▶ _Exercise goal_: Gather from the material every line that contains the string "threat".

[Data entries for graphics]
----

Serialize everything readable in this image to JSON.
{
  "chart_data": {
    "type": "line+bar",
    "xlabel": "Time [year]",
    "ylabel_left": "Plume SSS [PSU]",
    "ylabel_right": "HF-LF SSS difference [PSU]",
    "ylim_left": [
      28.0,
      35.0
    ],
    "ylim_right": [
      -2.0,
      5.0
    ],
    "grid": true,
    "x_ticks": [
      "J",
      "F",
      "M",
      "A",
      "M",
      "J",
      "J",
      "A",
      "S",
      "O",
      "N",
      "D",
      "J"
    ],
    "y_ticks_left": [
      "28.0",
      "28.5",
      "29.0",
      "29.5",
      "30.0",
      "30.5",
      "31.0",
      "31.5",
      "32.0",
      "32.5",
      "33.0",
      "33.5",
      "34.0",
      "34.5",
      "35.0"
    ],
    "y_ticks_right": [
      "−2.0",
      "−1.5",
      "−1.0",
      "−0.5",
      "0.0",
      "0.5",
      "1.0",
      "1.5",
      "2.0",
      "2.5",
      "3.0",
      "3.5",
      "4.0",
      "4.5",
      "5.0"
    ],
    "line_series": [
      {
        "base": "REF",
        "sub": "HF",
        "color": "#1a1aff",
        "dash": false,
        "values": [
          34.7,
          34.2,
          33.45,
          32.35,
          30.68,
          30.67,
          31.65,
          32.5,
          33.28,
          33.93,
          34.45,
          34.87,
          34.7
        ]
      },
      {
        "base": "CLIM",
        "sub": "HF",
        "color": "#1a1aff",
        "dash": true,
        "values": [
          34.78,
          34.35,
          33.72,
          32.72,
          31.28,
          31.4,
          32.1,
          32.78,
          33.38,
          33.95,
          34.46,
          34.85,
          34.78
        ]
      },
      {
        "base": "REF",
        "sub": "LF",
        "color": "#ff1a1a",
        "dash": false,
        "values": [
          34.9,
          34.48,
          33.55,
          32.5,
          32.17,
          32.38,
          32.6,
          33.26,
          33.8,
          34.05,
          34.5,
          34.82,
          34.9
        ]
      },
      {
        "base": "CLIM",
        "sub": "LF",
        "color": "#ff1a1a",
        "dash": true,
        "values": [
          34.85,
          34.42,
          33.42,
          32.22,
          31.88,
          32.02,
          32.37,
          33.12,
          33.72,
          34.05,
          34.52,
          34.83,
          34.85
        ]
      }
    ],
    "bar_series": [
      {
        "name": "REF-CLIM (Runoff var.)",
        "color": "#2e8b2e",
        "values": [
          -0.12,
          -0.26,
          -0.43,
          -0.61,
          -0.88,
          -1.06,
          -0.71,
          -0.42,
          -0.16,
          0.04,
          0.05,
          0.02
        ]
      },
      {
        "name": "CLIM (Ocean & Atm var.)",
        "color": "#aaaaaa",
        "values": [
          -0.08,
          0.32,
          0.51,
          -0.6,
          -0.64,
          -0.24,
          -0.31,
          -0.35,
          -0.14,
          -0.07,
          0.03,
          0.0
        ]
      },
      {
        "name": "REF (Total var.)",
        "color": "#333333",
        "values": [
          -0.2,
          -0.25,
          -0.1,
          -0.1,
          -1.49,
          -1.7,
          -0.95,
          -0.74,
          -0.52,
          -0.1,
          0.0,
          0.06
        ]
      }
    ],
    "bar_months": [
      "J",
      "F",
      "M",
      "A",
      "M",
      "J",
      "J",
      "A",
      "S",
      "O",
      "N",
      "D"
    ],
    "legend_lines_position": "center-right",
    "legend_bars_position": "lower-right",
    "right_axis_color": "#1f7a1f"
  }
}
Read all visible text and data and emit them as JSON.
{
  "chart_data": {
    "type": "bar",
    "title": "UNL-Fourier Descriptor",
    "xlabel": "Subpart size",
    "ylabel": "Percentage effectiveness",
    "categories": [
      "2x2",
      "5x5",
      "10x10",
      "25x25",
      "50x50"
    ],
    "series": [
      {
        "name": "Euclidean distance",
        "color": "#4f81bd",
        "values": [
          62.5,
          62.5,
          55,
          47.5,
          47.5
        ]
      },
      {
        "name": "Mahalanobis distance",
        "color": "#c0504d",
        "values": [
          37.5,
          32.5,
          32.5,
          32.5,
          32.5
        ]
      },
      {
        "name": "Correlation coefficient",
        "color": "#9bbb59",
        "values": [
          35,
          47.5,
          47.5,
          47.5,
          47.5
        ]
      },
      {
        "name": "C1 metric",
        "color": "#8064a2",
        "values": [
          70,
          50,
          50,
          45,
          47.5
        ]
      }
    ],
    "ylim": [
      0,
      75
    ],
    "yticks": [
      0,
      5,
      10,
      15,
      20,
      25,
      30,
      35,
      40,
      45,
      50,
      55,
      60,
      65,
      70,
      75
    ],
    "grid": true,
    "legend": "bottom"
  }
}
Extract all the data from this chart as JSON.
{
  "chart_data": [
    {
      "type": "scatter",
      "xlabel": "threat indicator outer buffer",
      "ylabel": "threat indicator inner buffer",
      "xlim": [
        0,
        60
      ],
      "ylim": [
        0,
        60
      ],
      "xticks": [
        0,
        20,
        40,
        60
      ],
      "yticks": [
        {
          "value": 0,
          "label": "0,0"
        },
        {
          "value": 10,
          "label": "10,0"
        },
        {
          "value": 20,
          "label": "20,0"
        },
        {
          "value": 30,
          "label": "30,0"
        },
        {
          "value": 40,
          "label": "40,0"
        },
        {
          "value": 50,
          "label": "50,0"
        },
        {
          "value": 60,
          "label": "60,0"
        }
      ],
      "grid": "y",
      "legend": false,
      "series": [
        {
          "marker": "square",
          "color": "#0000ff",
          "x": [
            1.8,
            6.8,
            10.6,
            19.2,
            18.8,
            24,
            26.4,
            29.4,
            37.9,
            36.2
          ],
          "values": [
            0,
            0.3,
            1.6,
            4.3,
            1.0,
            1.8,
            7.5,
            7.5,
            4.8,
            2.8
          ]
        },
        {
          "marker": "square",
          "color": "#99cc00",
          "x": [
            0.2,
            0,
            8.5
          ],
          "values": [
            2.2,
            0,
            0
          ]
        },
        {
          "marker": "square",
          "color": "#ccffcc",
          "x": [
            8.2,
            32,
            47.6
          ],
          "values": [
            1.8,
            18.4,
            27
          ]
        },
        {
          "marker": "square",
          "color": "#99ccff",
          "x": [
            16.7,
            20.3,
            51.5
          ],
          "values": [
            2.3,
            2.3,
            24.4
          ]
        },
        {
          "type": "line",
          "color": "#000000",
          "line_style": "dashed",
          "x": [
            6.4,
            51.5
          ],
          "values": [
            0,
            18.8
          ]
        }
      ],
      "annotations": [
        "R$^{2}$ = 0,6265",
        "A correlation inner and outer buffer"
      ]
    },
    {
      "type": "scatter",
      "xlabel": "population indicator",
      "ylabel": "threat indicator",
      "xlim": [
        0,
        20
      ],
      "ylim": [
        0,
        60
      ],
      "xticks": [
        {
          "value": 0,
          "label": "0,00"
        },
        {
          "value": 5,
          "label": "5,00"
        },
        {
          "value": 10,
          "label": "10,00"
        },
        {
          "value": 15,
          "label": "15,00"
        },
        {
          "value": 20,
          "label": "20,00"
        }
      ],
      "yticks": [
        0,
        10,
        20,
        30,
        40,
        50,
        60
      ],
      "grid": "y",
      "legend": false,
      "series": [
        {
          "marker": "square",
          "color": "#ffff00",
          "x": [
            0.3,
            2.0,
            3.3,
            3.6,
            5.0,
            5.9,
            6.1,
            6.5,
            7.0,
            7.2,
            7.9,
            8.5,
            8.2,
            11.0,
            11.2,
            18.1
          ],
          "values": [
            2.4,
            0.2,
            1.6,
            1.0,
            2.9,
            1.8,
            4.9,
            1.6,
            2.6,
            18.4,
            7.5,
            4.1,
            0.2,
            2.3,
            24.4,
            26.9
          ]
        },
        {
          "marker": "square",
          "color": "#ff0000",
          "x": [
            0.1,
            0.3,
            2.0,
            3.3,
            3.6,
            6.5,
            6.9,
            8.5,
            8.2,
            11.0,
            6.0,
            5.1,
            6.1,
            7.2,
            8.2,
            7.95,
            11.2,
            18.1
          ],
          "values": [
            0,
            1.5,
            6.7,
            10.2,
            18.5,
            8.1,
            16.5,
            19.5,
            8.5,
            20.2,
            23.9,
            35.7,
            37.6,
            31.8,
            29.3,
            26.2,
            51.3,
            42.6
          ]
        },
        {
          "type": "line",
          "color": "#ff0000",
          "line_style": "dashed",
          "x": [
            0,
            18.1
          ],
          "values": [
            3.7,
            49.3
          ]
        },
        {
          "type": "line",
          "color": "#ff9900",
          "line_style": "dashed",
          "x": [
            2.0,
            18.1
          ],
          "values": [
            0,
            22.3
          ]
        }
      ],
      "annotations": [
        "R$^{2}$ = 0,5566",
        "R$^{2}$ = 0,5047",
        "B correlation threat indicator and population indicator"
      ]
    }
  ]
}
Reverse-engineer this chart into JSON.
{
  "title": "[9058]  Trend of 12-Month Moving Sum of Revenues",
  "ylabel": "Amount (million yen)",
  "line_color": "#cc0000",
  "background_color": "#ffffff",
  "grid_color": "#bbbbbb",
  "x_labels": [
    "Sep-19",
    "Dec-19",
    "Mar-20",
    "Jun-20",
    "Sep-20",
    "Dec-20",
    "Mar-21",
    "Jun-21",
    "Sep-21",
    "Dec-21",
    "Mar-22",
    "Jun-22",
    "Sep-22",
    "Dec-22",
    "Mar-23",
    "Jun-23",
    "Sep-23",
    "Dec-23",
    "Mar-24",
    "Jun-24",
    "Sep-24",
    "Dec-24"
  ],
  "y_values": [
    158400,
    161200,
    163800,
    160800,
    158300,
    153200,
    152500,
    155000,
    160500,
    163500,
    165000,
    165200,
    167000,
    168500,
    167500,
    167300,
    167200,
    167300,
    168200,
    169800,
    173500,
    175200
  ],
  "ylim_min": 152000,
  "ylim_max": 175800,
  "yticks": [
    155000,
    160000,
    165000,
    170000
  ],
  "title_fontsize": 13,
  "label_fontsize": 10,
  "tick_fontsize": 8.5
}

----

▶ _Result of the task_:
      "xlabel": "threat indicator outer buffer",
      "ylabel": "threat indicator inner buffer",
      "ylabel": "threat indicator",
        "B correlation threat indicator and population indicator"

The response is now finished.